_Records from a data source_:

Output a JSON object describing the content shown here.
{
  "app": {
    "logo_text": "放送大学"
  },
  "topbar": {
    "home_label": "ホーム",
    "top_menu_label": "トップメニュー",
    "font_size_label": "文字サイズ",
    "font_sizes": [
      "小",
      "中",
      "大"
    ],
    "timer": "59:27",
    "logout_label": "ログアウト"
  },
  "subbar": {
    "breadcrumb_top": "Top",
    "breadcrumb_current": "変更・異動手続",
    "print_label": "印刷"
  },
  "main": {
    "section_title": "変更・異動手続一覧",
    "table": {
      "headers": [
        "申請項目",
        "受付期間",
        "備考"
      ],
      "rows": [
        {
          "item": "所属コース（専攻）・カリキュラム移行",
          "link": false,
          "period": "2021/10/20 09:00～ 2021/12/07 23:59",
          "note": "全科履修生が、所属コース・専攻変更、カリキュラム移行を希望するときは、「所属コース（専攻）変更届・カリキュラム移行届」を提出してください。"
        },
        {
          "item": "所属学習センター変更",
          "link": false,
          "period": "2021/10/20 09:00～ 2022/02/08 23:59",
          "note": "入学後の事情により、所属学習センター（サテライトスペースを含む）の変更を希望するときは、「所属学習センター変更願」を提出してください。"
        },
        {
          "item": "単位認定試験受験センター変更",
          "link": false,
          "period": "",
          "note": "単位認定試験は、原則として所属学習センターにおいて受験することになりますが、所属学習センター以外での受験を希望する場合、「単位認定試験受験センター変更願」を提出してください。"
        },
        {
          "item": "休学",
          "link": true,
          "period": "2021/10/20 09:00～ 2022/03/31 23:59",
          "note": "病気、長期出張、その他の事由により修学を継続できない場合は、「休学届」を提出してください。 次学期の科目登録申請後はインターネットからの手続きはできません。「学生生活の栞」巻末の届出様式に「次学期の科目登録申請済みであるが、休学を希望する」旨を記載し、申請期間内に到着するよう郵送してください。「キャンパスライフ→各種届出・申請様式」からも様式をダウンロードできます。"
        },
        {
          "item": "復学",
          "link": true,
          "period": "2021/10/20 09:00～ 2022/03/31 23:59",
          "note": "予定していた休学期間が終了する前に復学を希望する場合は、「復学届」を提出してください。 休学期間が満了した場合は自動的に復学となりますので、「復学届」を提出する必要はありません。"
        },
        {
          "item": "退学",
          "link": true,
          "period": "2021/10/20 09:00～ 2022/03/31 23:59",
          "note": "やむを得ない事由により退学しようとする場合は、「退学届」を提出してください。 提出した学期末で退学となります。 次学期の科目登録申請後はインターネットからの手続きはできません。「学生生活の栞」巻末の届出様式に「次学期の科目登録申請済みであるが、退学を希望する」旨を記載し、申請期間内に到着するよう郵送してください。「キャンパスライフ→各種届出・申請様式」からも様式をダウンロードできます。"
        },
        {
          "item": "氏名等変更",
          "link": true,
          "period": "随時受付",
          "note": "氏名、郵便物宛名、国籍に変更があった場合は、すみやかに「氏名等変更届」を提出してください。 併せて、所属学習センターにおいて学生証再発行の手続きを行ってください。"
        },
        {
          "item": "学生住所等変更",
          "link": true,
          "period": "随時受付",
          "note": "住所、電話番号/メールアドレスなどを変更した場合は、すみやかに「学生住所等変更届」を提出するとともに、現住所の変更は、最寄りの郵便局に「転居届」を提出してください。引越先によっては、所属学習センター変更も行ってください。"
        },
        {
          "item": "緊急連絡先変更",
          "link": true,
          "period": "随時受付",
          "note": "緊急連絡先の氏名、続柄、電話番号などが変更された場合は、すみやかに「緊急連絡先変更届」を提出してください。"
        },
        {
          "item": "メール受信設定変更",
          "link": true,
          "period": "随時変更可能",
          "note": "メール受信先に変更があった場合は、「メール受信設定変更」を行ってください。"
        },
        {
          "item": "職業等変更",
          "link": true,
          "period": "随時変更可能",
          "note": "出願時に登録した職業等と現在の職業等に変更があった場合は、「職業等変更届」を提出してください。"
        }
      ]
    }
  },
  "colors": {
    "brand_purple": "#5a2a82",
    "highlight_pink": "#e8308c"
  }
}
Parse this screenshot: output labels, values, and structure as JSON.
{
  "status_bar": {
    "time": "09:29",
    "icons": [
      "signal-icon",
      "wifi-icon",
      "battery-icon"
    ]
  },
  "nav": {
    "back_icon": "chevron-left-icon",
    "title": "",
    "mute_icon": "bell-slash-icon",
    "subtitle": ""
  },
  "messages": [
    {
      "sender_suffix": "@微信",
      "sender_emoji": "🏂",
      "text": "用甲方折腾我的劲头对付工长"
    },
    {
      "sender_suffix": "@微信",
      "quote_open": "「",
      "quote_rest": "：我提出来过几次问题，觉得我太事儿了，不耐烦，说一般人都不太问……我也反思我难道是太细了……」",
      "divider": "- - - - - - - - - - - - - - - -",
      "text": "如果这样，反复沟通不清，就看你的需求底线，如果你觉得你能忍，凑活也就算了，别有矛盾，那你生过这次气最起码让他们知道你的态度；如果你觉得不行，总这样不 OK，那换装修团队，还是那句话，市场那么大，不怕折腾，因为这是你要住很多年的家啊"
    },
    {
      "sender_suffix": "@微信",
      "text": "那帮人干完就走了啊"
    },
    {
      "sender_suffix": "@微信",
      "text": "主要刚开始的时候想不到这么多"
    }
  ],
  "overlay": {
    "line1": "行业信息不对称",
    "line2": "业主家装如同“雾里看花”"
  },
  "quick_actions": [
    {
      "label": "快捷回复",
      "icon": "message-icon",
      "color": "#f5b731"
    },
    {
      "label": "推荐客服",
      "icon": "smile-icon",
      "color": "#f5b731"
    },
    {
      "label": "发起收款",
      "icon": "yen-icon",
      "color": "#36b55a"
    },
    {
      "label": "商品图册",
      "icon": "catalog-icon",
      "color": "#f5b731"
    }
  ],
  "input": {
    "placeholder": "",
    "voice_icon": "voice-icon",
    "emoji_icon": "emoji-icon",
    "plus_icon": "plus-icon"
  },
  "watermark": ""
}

_Work required_:
Extract the complete set of records unchanged.

_Correct result_:
Output a JSON object describing the content shown here.
{
  "app": {
    "logo_text": "放送大学"
  },
  "topbar": {
    "home_label": "ホーム",
    "top_menu_label": "トップメニュー",
    "font_size_label": "文字サイズ",
    "font_sizes": [
      "小",
      "中",
      "大"
    ],
    "timer": "59:27",
    "logout_label": "ログアウト"
  },
  "subbar": {
    "breadcrumb_top": "Top",
    "breadcrumb_current": "変更・異動手続",
    "print_label": "印刷"
  },
  "main": {
    "section_title": "変更・異動手続一覧",
    "table": {
      "headers": [
        "申請項目",
        "受付期間",
        "備考"
      ],
      "rows": [
        {
          "item": "所属コース（専攻）・カリキュラム移行",
          "link": false,
          "period": "2021/10/20 09:00～ 2021/12/07 23:59",
          "note": "全科履修生が、所属コース・専攻変更、カリキュラム移行を希望するときは、「所属コース（専攻）変更届・カリキュラム移行届」を提出してください。"
        },
        {
          "item": "所属学習センター変更",
          "link": false,
          "period": "2021/10/20 09:00～ 2022/02/08 23:59",
          "note": "入学後の事情により、所属学習センター（サテライトスペースを含む）の変更を希望するときは、「所属学習センター変更願」を提出してください。"
        },
        {
          "item": "単位認定試験受験センター変更",
          "link": false,
          "period": "",
          "note": "単位認定試験は、原則として所属学習センターにおいて受験することになりますが、所属学習センター以外での受験を希望する場合、「単位認定試験受験センター変更願」を提出してください。"
        },
        {
          "item": "休学",
          "link": true,
          "period": "2021/10/20 09:00～ 2022/03/31 23:59",
          "note": "病気、長期出張、その他の事由により修学を継続できない場合は、「休学届」を提出してください。 次学期の科目登録申請後はインターネットからの手続きはできません。「学生生活の栞」巻末の届出様式に「次学期の科目登録申請済みであるが、休学を希望する」旨を記載し、申請期間内に到着するよう郵送してください。「キャンパスライフ→各種届出・申請様式」からも様式をダウンロードできます。"
        },
        {
          "item": "復学",
          "link": true,
          "period": "2021/10/20 09:00～ 2022/03/31 23:59",
          "note": "予定していた休学期間が終了する前に復学を希望する場合は、「復学届」を提出してください。 休学期間が満了した場合は自動的に復学となりますので、「復学届」を提出する必要はありません。"
        },
        {
          "item": "退学",
          "link": true,
          "period": "2021/10/20 09:00～ 2022/03/31 23:59",
          "note": "やむを得ない事由により退学しようとする場合は、「退学届」を提出してください。 提出した学期末で退学となります。 次学期の科目登録申請後はインターネットからの手続きはできません。「学生生活の栞」巻末の届出様式に「次学期の科目登録申請済みであるが、退学を希望する」旨を記載し、申請期間内に到着するよう郵送してください。「キャンパスライフ→各種届出・申請様式」からも様式をダウンロードできます。"
        },
        {
          "item": "氏名等変更",
          "link": true,
          "period": "随時受付",
          "note": "氏名、郵便物宛名、国籍に変更があった場合は、すみやかに「氏名等変更届」を提出してください。 併せて、所属学習センターにおいて学生証再発行の手続きを行ってください。"
        },
        {
          "item": "学生住所等変更",
          "link": true,
          "period": "随時受付",
          "note": "住所、電話番号/メールアドレスなどを変更した場合は、すみやかに「学生住所等変更届」を提出するとともに、現住所の変更は、最寄りの郵便局に「転居届」を提出してください。引越先によっては、所属学習センター変更も行ってください。"
        },
        {
          "item": "緊急連絡先変更",
          "link": true,
          "period": "随時受付",
          "note": "緊急連絡先の氏名、続柄、電話番号などが変更された場合は、すみやかに「緊急連絡先変更届」を提出してください。"
        },
        {
          "item": "メール受信設定変更",
          "link": true,
          "period": "随時変更可能",
          "note": "メール受信先に変更があった場合は、「メール受信設定変更」を行ってください。"
        },
        {
          "item": "職業等変更",
          "link": true,
          "period": "随時変更可能",
          "note": "出願時に登録した職業等と現在の職業等に変更があった場合は、「職業等変更届」を提出してください。"
        }
      ]
    }
  },
  "colors": {
    "brand_purple": "#5a2a82",
    "highlight_pink": "#e8308c"
  }
}
Parse this screenshot: output labels, values, and structure as JSON.
{
  "status_bar": {
    "time": "09:29",
    "icons": [
      "signal-icon",
      "wifi-icon",
      "battery-icon"
    ]
  },
  "nav": {
    "back_icon": "chevron-left-icon",
    "title": "",
    "mute_icon": "bell-slash-icon",
    "subtitle": ""
  },
  "messages": [
    {
      "sender_suffix": "@微信",
      "sender_emoji": "🏂",
      "text": "用甲方折腾我的劲头对付工长"
    },
    {
      "sender_suffix": "@微信",
      "quote_open": "「",
      "quote_rest": "：我提出来过几次问题，觉得我太事儿了，不耐烦，说一般人都不太问……我也反思我难道是太细了……」",
      "divider": "- - - - - - - - - - - - - - - -",
      "text": "如果这样，反复沟通不清，就看你的需求底线，如果你觉得你能忍，凑活也就算了，别有矛盾，那你生过这次气最起码让他们知道你的态度；如果你觉得不行，总这样不 OK，那换装修团队，还是那句话，市场那么大，不怕折腾，因为这是你要住很多年的家啊"
    },
    {
      "sender_suffix": "@微信",
      "text": "那帮人干完就走了啊"
    },
    {
      "sender_suffix": "@微信",
      "text": "主要刚开始的时候想不到这么多"
    }
  ],
  "overlay": {
    "line1": "行业信息不对称",
    "line2": "业主家装如同“雾里看花”"
  },
  "quick_actions": [
    {
      "label": "快捷回复",
      "icon": "message-icon",
      "color": "#f5b731"
    },
    {
      "label": "推荐客服",
      "icon": "smile-icon",
      "color": "#f5b731"
    },
    {
      "label": "发起收款",
      "icon": "yen-icon",
      "color": "#36b55a"
    },
    {
      "label": "商品图册",
      "icon": "catalog-icon",
      "color": "#f5b731"
    }
  ],
  "input": {
    "placeholder": "",
    "voice_icon": "voice-icon",
    "emoji_icon": "emoji-icon",
    "plus_icon": "plus-icon"
  },
  "watermark": ""
}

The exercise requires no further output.